··· DATASET

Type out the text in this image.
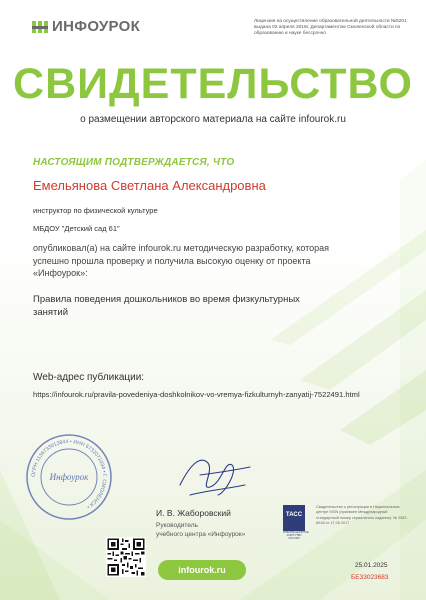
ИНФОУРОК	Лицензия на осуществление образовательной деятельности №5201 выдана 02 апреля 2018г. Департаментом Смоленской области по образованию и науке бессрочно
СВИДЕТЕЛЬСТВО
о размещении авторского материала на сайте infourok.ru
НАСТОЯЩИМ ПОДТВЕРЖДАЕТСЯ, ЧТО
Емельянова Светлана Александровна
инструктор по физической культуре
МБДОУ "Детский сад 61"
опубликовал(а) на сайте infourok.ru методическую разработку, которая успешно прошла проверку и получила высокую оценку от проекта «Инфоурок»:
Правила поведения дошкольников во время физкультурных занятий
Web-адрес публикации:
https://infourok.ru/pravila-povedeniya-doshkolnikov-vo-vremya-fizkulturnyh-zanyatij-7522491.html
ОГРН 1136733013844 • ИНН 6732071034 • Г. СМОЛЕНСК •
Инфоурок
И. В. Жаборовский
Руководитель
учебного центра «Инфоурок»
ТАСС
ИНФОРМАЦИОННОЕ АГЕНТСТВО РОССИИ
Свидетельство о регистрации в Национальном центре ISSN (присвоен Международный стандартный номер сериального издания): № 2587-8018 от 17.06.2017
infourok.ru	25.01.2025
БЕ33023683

······

Restate the data above word for word. Do not include the images.

> **TASK RESULT**
Type out the text in this image.
ИНФОУРОК	Лицензия на осуществление образовательной деятельности №5201 выдана 02 апреля 2018г. Департаментом Смоленской области по образованию и науке бессрочно
СВИДЕТЕЛЬСТВО
о размещении авторского материала на сайте infourok.ru
НАСТОЯЩИМ ПОДТВЕРЖДАЕТСЯ, ЧТО
Емельянова Светлана Александровна
инструктор по физической культуре
МБДОУ "Детский сад 61"
опубликовал(а) на сайте infourok.ru методическую разработку, которая успешно прошла проверку и получила высокую оценку от проекта «Инфоурок»:
Правила поведения дошкольников во время физкультурных занятий
Web-адрес публикации:
https://infourok.ru/pravila-povedeniya-doshkolnikov-vo-vremya-fizkulturnyh-zanyatij-7522491.html
ОГРН 1136733013844 • ИНН 6732071034 • Г. СМОЛЕНСК •
Инфоурок
И. В. Жаборовский
Руководитель
учебного центра «Инфоурок»
ТАСС
ИНФОРМАЦИОННОЕ АГЕНТСТВО РОССИИ
Свидетельство о регистрации в Национальном центре ISSN (присвоен Международный стандартный номер сериального издания): № 2587-8018 от 17.06.2017
infourok.ru	25.01.2025
БЕ33023683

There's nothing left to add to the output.